Selected text »
========================================

So to start, we have poor Matthew, who has recently become a widow while traveling to the West, and while grieving, has managed to set himself up as a fairly reputable and honest lawyer. His first major case is not going well and as he is leaving the hearing one day, a Negro man comes up to him, Worthy Brown. He comes to him with information to trade if Matthew is willing to help him get his teenage daughter back from the man who used to be his owner when he was a slave. See, when Caleb Barbour, the man who owned Worthy, moved with Worthy and his daughter Roxanne, they (Worthy and Roxanne) became free, since Oregon did not allow slavery. Well, Barbour and Worthy strike a deal, and only Worthy fulfills his end. Barbour is holding Roxanne captive in his home as a servant.

On another story line, we have Sharon Hill, who is, to put it plainly, a whore with designs of grandeur. She has come to Oregon to find a wealthy man to "marry"; she plans to just have the money and prestige, really. She thinks she finds this man in Benjamin Gillette, one of, if not then the most, wealthy and important man in Oregon. She begins to plan...

How Mr. Margolin manages to streamline these two very different story lines so seamlessly is amazing to me and I thoroughly enjoyed watching as lies unraveled, plans fall apart and two men risk losing everything in the name of true and honest justice. This wasn't just a book about slavery and the abolishment, which it very well could have done, but about truth, justice and those who are strong enough to seek them out, when everything around them tells them to let it alone and let it be.


*A physical copy of the novel was provided by the publisher in exchange for an honest review.

========================================

Goal 1 » According to the book review, what does Caleb Barbour do with Roxanne?
Goal 2 » Reproduce the listing from its first line through the line containing "682, 1043, 701]", with every character unchanged.

Collection entries
========================================

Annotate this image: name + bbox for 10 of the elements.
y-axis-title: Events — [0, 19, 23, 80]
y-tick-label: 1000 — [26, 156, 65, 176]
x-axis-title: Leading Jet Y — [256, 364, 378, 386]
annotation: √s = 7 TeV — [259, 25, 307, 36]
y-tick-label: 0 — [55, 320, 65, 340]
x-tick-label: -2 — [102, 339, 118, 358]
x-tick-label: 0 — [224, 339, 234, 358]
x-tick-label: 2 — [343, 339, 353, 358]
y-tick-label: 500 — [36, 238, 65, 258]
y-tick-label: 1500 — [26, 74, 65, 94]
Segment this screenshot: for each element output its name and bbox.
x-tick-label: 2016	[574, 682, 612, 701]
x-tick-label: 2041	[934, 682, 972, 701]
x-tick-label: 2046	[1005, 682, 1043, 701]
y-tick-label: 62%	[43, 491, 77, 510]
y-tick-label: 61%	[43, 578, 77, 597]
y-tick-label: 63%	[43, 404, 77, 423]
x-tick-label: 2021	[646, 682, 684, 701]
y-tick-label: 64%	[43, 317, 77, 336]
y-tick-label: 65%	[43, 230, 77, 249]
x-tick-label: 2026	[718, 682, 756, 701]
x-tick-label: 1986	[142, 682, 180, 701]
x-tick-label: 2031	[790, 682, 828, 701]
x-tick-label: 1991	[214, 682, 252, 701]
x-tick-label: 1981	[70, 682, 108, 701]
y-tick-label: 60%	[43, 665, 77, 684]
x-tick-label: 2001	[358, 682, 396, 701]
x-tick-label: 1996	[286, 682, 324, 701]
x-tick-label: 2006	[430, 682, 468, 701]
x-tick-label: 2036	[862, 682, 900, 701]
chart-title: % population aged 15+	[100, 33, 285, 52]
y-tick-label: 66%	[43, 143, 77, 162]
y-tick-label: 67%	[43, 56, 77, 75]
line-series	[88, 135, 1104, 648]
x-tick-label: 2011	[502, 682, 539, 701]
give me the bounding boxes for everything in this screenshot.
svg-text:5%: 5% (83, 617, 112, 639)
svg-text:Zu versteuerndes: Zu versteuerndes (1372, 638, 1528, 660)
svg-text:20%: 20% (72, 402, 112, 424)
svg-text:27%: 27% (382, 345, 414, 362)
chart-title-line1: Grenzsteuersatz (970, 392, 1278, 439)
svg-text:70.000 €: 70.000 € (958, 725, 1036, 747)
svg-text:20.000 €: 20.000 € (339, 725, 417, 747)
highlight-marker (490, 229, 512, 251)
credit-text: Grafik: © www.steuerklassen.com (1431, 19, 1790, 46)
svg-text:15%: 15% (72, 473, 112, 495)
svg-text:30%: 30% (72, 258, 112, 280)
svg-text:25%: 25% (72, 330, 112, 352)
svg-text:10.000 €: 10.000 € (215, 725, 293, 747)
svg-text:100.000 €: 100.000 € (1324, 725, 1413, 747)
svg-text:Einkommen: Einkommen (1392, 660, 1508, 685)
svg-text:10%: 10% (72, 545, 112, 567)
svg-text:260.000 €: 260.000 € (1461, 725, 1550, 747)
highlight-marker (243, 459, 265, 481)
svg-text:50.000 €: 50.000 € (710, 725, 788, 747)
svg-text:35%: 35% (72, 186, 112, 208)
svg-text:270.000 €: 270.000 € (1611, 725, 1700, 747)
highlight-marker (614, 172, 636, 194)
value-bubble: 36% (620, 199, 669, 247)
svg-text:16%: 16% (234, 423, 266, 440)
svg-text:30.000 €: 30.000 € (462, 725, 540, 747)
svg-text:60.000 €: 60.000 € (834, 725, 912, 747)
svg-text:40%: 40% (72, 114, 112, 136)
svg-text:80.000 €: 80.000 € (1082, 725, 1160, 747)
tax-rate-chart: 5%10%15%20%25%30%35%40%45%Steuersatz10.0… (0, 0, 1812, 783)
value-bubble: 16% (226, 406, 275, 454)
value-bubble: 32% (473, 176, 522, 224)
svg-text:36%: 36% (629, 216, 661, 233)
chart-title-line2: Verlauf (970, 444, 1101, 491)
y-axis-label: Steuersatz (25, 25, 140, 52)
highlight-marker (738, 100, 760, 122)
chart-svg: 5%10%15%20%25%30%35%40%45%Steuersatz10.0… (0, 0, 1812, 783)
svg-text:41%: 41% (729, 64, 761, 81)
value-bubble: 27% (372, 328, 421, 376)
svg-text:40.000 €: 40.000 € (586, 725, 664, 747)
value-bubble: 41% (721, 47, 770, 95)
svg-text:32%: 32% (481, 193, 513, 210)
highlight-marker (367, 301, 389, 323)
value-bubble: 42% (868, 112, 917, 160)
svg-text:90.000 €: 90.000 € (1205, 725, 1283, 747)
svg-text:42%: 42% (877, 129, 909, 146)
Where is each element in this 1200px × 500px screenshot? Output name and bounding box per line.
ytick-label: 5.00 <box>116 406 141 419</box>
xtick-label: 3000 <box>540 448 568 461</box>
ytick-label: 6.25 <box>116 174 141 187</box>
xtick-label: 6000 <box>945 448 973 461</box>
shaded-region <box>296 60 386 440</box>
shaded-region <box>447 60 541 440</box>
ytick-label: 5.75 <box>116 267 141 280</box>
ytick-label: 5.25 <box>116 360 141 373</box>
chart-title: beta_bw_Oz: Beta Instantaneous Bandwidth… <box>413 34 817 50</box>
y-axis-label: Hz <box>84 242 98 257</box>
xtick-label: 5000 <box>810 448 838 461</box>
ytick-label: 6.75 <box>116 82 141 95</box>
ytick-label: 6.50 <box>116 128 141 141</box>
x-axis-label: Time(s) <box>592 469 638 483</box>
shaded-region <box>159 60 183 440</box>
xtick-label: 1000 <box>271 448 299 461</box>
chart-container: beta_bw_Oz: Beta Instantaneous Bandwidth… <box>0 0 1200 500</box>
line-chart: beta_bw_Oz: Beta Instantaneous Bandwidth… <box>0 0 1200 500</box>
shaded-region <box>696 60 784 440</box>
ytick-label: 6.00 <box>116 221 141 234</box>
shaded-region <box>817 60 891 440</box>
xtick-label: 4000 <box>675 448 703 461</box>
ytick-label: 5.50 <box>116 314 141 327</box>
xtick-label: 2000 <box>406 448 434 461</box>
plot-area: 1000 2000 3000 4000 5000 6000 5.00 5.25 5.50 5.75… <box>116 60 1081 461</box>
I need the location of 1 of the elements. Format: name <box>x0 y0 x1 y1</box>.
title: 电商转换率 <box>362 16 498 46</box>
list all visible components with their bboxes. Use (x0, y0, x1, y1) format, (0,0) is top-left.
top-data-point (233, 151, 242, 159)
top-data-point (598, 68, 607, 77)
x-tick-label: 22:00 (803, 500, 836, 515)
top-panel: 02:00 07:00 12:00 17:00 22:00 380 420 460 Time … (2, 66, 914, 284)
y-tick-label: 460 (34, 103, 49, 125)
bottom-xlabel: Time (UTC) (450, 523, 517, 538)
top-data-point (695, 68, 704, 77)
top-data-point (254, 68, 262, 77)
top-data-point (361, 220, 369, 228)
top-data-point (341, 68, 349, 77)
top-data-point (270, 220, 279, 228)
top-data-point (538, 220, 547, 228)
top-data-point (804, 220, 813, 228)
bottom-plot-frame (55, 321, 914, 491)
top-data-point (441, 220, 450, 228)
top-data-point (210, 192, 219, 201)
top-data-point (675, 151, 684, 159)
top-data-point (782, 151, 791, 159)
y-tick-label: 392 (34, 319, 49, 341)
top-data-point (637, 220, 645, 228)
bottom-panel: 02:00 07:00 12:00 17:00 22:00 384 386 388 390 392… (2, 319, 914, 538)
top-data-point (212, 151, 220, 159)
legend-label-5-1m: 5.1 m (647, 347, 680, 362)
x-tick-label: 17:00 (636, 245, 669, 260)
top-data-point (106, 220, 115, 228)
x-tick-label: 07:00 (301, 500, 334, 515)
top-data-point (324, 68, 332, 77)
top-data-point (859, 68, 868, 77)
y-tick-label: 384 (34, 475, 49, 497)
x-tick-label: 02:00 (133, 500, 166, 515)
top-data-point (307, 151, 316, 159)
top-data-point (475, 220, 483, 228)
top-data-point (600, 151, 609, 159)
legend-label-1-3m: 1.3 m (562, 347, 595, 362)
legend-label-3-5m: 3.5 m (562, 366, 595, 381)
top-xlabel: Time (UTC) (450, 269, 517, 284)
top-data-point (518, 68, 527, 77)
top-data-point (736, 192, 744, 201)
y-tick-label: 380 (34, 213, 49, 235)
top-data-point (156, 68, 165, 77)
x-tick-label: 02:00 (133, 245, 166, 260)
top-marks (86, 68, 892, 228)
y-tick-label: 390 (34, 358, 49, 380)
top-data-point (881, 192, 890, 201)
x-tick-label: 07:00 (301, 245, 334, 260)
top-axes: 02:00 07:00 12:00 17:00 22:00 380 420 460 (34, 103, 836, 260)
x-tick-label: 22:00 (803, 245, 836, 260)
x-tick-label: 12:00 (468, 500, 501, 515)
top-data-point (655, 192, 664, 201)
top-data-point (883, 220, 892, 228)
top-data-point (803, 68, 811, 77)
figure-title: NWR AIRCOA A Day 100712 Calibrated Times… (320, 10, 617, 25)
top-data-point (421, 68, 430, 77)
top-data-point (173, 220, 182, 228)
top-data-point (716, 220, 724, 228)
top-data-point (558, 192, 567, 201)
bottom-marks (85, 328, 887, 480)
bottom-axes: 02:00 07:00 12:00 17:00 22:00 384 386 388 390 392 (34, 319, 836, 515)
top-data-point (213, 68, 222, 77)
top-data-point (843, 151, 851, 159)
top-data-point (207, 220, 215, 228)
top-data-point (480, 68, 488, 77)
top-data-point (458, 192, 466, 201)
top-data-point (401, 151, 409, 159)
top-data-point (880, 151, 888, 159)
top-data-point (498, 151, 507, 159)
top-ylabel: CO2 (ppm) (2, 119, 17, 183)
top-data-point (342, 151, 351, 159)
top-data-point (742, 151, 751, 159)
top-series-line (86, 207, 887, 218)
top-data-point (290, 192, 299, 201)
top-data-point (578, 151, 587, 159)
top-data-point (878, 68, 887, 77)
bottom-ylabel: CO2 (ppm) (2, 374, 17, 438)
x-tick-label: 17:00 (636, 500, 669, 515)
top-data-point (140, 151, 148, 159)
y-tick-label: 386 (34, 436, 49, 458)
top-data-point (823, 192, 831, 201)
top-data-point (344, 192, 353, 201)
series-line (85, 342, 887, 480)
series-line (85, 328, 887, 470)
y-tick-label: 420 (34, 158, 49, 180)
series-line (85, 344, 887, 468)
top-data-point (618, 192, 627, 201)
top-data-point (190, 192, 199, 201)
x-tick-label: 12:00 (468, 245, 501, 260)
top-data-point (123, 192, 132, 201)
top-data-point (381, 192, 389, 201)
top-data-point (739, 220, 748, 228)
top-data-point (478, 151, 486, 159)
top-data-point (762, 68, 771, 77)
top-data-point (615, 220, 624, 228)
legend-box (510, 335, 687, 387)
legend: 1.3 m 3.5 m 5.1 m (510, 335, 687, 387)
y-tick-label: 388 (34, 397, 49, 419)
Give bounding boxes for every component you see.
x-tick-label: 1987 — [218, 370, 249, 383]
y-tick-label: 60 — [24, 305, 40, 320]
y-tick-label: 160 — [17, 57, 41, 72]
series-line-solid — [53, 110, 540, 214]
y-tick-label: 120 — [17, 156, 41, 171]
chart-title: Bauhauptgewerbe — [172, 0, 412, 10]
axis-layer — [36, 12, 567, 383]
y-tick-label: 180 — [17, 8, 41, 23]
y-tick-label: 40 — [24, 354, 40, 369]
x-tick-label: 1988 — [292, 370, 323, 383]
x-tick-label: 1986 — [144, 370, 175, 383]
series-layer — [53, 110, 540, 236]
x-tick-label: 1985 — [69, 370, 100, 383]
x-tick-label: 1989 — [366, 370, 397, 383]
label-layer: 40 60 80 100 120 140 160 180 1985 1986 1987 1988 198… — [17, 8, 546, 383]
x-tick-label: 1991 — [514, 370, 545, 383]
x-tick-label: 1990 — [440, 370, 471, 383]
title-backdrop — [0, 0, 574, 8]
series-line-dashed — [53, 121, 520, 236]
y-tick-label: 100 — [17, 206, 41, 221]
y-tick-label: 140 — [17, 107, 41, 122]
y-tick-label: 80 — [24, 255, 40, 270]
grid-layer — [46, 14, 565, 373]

========================================

Response 1 » He holds her captive in his home as a servant.

Response 2 »
Annotate this image: name + bbox for 10 of the elements.
y-axis-title: Events — [0, 19, 23, 80]
y-tick-label: 1000 — [26, 156, 65, 176]
x-axis-title: Leading Jet Y — [256, 364, 378, 386]
annotation: √s = 7 TeV — [259, 25, 307, 36]
y-tick-label: 0 — [55, 320, 65, 340]
x-tick-label: -2 — [102, 339, 118, 358]
x-tick-label: 0 — [224, 339, 234, 358]
x-tick-label: 2 — [343, 339, 353, 358]
y-tick-label: 500 — [36, 238, 65, 258]
y-tick-label: 1500 — [26, 74, 65, 94]
Segment this screenshot: for each element output its name and bbox.
x-tick-label: 2016	[574, 682, 612, 701]
x-tick-label: 2041	[934, 682, 972, 701]
x-tick-label: 2046	[1005, 682, 1043, 701]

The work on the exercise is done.